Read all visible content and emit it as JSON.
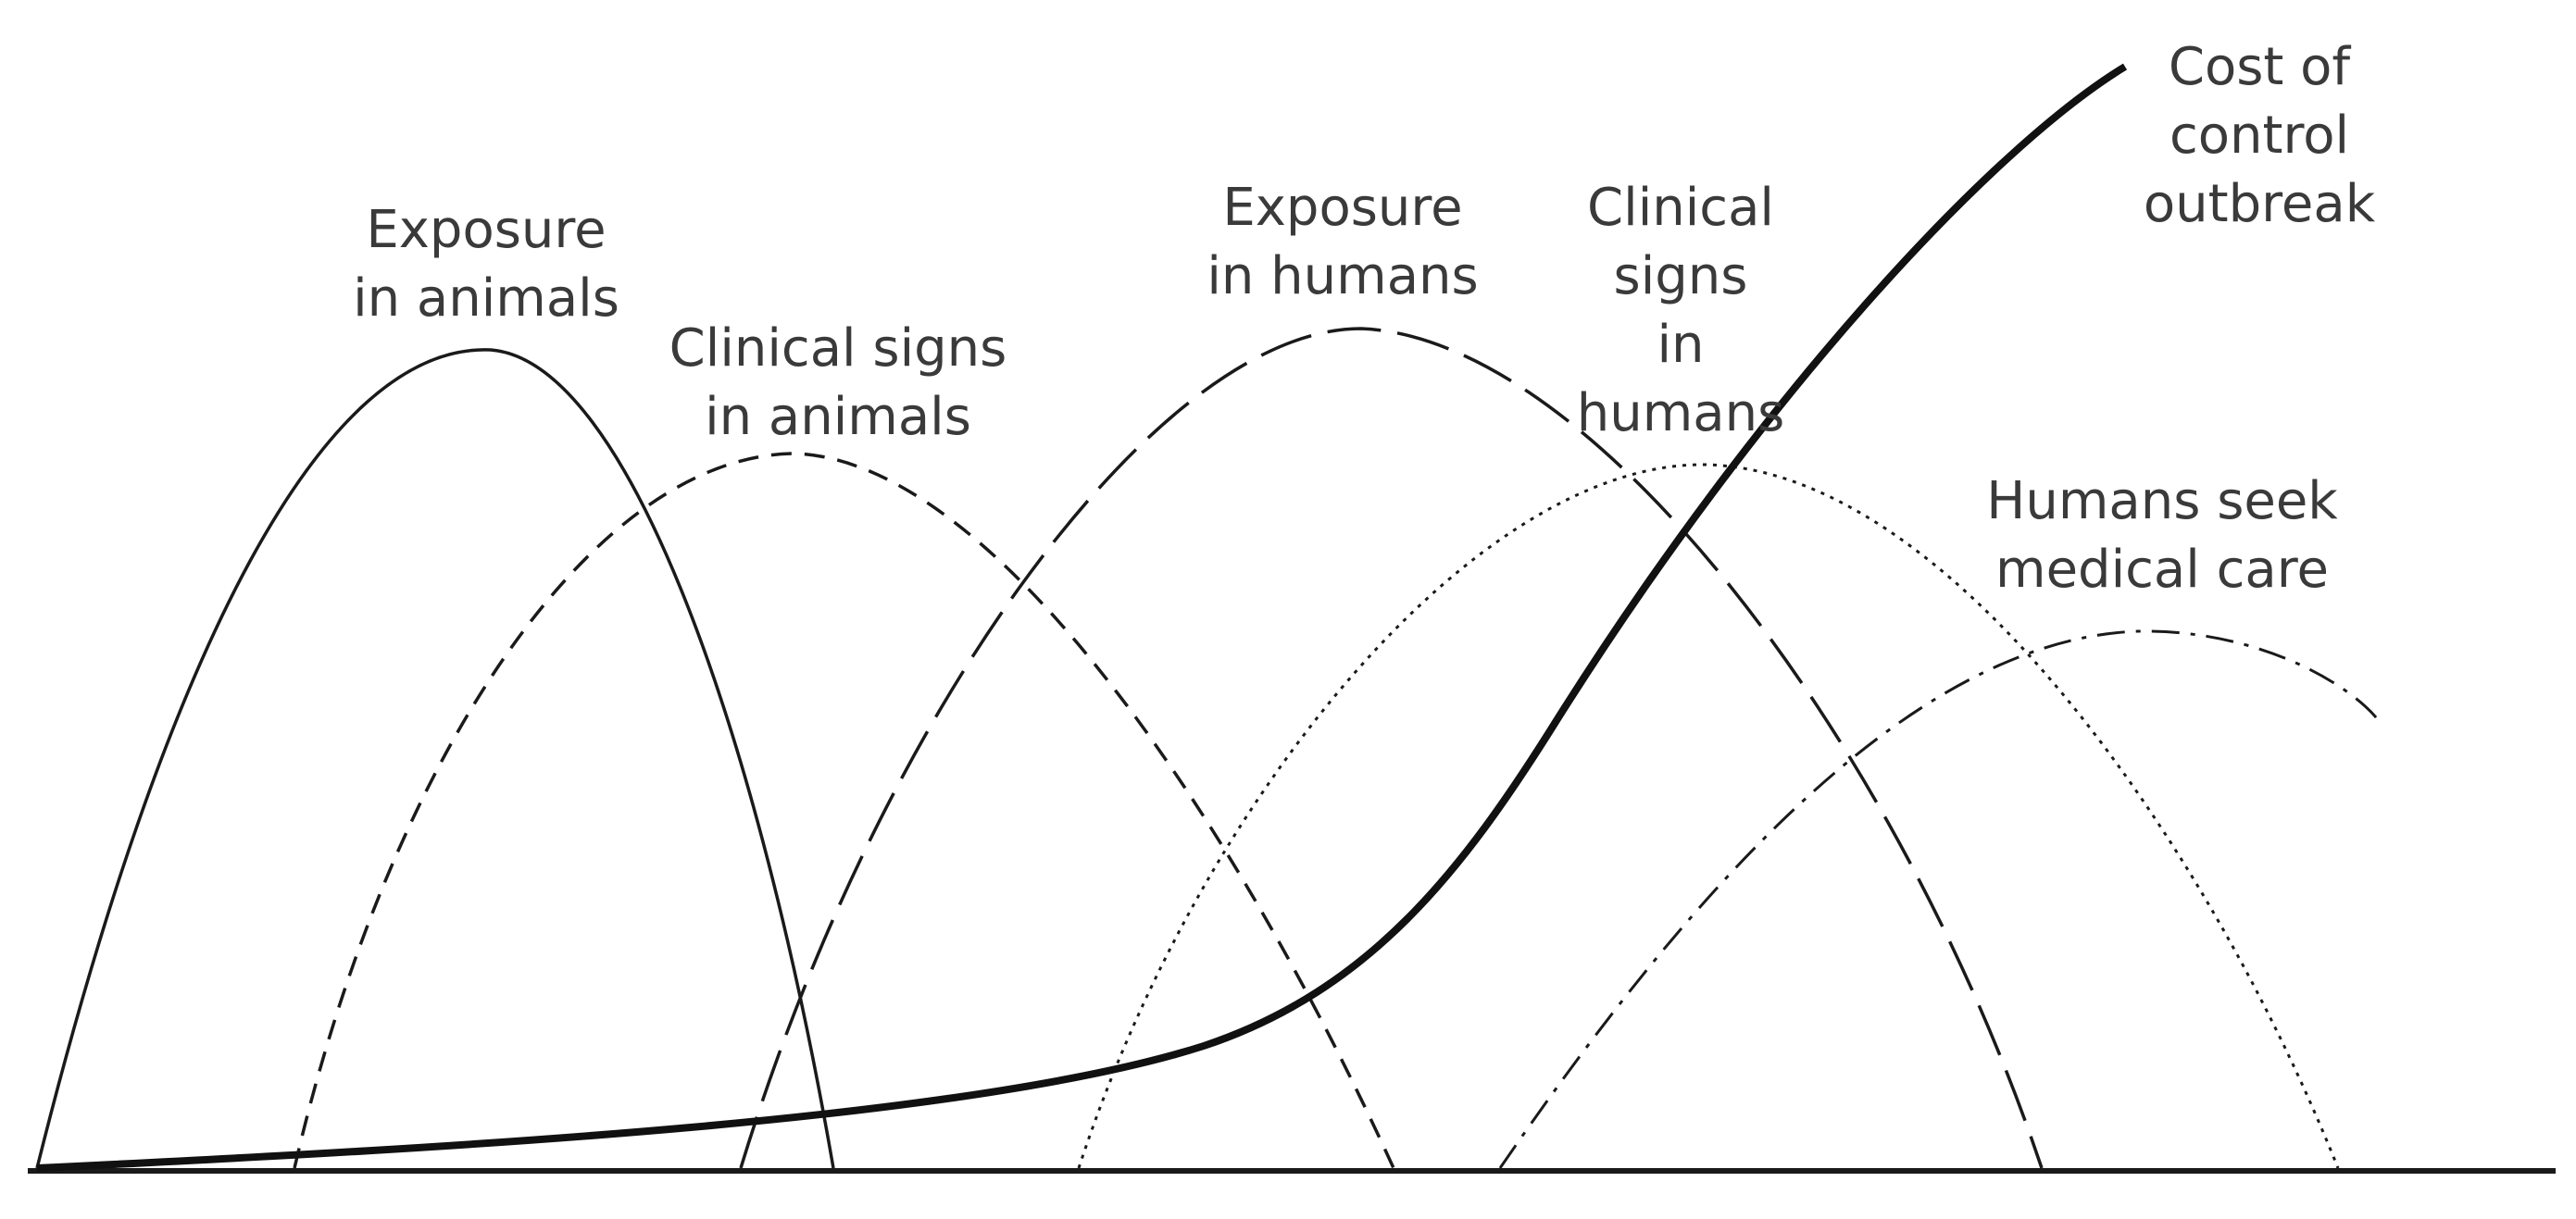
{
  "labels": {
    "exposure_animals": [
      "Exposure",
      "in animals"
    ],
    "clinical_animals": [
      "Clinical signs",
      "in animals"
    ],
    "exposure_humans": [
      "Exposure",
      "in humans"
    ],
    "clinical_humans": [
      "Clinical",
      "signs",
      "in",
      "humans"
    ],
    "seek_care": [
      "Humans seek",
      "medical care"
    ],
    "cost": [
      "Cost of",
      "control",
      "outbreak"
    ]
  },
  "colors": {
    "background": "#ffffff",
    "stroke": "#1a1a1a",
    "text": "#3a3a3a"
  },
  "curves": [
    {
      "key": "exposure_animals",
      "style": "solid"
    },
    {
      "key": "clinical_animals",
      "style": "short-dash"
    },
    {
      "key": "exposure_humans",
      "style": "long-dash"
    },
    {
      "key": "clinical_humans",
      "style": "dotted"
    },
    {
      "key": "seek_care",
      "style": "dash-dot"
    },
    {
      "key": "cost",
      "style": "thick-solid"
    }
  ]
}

------------

▶ [STATED PROBLEM]: The records above must be printed exactly; the pictures stay out.

▶ [ANSWER TO THE PROBLEM]:
Read all visible content and emit it as JSON.
{
  "labels": {
    "exposure_animals": [
      "Exposure",
      "in animals"
    ],
    "clinical_animals": [
      "Clinical signs",
      "in animals"
    ],
    "exposure_humans": [
      "Exposure",
      "in humans"
    ],
    "clinical_humans": [
      "Clinical",
      "signs",
      "in",
      "humans"
    ],
    "seek_care": [
      "Humans seek",
      "medical care"
    ],
    "cost": [
      "Cost of",
      "control",
      "outbreak"
    ]
  },
  "colors": {
    "background": "#ffffff",
    "stroke": "#1a1a1a",
    "text": "#3a3a3a"
  },
  "curves": [
    {
      "key": "exposure_animals",
      "style": "solid"
    },
    {
      "key": "clinical_animals",
      "style": "short-dash"
    },
    {
      "key": "exposure_humans",
      "style": "long-dash"
    },
    {
      "key": "clinical_humans",
      "style": "dotted"
    },
    {
      "key": "seek_care",
      "style": "dash-dot"
    },
    {
      "key": "cost",
      "style": "thick-solid"
    }
  ]
}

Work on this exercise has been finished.